Your goal » Quote the data below in full, please, without altering anything.

Records from a data source:

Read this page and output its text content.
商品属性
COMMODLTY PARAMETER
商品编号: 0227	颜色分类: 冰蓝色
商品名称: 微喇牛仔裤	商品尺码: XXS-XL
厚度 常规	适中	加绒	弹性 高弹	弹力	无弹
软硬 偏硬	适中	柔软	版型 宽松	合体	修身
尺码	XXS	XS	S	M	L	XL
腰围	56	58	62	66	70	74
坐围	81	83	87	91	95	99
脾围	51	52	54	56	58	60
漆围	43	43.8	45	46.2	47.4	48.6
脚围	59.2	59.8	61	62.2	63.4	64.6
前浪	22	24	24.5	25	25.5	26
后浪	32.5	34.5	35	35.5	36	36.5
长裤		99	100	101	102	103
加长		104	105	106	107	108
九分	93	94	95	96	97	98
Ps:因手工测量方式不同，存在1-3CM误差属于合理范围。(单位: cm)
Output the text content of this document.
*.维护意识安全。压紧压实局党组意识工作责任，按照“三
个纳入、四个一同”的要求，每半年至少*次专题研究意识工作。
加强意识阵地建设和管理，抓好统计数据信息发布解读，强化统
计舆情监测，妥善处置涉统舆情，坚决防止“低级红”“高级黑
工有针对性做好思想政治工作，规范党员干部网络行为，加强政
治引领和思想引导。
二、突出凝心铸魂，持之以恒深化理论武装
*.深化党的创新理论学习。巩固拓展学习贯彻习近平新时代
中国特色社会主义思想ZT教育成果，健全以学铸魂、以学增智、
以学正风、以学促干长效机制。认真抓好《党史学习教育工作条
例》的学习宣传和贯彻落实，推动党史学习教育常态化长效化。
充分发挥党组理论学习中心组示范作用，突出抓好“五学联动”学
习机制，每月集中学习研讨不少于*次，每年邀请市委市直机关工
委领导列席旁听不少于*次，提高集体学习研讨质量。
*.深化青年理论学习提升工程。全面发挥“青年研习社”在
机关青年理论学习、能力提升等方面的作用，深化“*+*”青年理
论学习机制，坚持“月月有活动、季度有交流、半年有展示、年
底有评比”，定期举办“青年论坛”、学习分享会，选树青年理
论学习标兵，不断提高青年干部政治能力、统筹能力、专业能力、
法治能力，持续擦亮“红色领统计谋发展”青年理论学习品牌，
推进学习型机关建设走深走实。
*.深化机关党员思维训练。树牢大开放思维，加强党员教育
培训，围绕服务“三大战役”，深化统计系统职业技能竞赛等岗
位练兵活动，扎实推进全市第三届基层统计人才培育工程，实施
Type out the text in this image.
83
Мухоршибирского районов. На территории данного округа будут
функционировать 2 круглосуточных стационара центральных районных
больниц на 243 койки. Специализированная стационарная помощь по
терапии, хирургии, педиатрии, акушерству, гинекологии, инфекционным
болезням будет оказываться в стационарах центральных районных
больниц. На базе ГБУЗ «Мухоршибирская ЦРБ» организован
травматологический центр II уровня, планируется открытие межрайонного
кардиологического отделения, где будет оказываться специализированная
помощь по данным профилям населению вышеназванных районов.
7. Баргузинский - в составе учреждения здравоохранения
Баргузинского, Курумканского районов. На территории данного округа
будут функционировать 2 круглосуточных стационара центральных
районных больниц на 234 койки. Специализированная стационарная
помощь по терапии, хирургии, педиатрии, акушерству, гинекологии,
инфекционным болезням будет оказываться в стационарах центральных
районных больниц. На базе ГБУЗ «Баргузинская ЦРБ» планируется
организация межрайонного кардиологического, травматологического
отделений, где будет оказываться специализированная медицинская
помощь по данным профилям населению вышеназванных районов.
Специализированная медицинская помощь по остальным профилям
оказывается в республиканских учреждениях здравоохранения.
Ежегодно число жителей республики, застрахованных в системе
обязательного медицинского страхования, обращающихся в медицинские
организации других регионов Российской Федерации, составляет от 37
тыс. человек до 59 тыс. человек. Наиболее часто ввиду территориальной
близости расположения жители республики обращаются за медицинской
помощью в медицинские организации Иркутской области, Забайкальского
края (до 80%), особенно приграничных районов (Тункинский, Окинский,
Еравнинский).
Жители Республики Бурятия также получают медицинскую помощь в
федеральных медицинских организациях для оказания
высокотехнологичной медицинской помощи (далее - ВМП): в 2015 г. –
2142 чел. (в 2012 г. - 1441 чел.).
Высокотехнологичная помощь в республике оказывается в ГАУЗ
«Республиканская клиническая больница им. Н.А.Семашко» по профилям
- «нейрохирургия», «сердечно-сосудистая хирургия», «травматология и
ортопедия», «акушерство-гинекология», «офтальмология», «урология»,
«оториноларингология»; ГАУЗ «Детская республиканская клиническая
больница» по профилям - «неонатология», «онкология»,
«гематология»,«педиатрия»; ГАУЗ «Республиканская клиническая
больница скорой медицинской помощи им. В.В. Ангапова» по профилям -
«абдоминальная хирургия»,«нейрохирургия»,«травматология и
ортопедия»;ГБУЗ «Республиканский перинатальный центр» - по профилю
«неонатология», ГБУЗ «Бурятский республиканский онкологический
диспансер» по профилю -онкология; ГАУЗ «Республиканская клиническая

Output »
Read this page and output its text content.
商品属性
COMMODLTY PARAMETER
商品编号: 0227	颜色分类: 冰蓝色
商品名称: 微喇牛仔裤	商品尺码: XXS-XL
厚度 常规	适中	加绒	弹性 高弹	弹力	无弹
软硬 偏硬	适中	柔软	版型 宽松	合体	修身
尺码	XXS	XS	S	M	L	XL
腰围	56	58	62	66	70	74
坐围	81	83	87	91	95	99
脾围	51	52	54	56	58	60
漆围	43	43.8	45	46.2	47.4	48.6
脚围	59.2	59.8	61	62.2	63.4	64.6
前浪	22	24	24.5	25	25.5	26
后浪	32.5	34.5	35	35.5	36	36.5
长裤		99	100	101	102	103
加长		104	105	106	107	108
九分	93	94	95	96	97	98
Ps:因手工测量方式不同，存在1-3CM误差属于合理范围。(单位: cm)
Output the text content of this document.
*.维护意识安全。压紧压实局党组意识工作责任，按照“三
个纳入、四个一同”的要求，每半年至少*次专题研究意识工作。
加强意识阵地建设和管理，抓好统计数据信息发布解读，强化统
计舆情监测，妥善处置涉统舆情，坚决防止“低级红”“高级黑
工有针对性做好思想政治工作，规范党员干部网络行为，加强政
治引领和思想引导。
二、突出凝心铸魂，持之以恒深化理论武装
*.深化党的创新理论学习。巩固拓展学习贯彻习近平新时代
中国特色社会主义思想ZT教育成果，健全以学铸魂、以学增智、
以学正风、以学促干长效机制。认真抓好《党史学习教育工作条
例》的学习宣传和贯彻落实，推动党史学习教育常态化长效化。
充分发挥党组理论学习中心组示范作用，突出抓好“五学联动”学
习机制，每月集中学习研讨不少于*次，每年邀请市委市直机关工
委领导列席旁听不少于*次，提高集体学习研讨质量。
*.深化青年理论学习提升工程。全面发挥“青年研习社”在
机关青年理论学习、能力提升等方面的作用，深化“*+*”青年理
论学习机制，坚持“月月有活动、季度有交流、半年有展示、年
底有评比”，定期举办“青年论坛”、学习分享会，选树青年理
论学习标兵，不断提高青年干部政治能力、统筹能力、专业能力、
法治能力，持续擦亮“红色领统计谋发展”青年理论学习品牌，
推进学习型机关建设走深走实。
*.深化机关党员思维训练。树牢大开放思维，加强党员教育
培训，围绕服务“三大战役”，深化统计系统职业技能竞赛等岗
位练兵活动，扎实推进全市第三届基层统计人才培育工程，实施
Type out the text in this image.
83
Мухоршибирского районов. На территории данного округа будут
функционировать 2 круглосуточных стационара центральных районных
больниц на 243 койки. Специализированная стационарная помощь по
терапии, хирургии, педиатрии, акушерству, гинекологии, инфекционным
болезням будет оказываться в стационарах центральных районных
больниц. На базе ГБУЗ «Мухоршибирская ЦРБ» организован
травматологический центр II уровня, планируется открытие межрайонного
кардиологического отделения, где будет оказываться специализированная
помощь по данным профилям населению вышеназванных районов.
7. Баргузинский - в составе учреждения здравоохранения
Баргузинского, Курумканского районов. На территории данного округа
будут функционировать 2 круглосуточных стационара центральных
районных больниц на 234 койки. Специализированная стационарная
помощь по терапии, хирургии, педиатрии, акушерству, гинекологии,
инфекционным болезням будет оказываться в стационарах центральных
районных больниц. На базе ГБУЗ «Баргузинская ЦРБ» планируется
организация межрайонного кардиологического, травматологического
отделений, где будет оказываться специализированная медицинская
помощь по данным профилям населению вышеназванных районов.
Специализированная медицинская помощь по остальным профилям
оказывается в республиканских учреждениях здравоохранения.
Ежегодно число жителей республики, застрахованных в системе
обязательного медицинского страхования, обращающихся в медицинские
организации других регионов Российской Федерации, составляет от 37
тыс. человек до 59 тыс. человек. Наиболее часто ввиду территориальной
близости расположения жители республики обращаются за медицинской
помощью в медицинские организации Иркутской области, Забайкальского
края (до 80%), особенно приграничных районов (Тункинский, Окинский,
Еравнинский).
Жители Республики Бурятия также получают медицинскую помощь в
федеральных медицинских организациях для оказания
высокотехнологичной медицинской помощи (далее - ВМП): в 2015 г. –
2142 чел. (в 2012 г. - 1441 чел.).
Высокотехнологичная помощь в республике оказывается в ГАУЗ
«Республиканская клиническая больница им. Н.А.Семашко» по профилям
- «нейрохирургия», «сердечно-сосудистая хирургия», «травматология и
ортопедия», «акушерство-гинекология», «офтальмология», «урология»,
«оториноларингология»; ГАУЗ «Детская республиканская клиническая
больница» по профилям - «неонатология», «онкология»,
«гематология»,«педиатрия»; ГАУЗ «Республиканская клиническая
больница скорой медицинской помощи им. В.В. Ангапова» по профилям -
«абдоминальная хирургия»,«нейрохирургия»,«травматология и
ортопедия»;ГБУЗ «Республиканский перинатальный центр» - по профилю
«неонатология», ГБУЗ «Бурятский республиканский онкологический
диспансер» по профилю -онкология; ГАУЗ «Республиканская клиническая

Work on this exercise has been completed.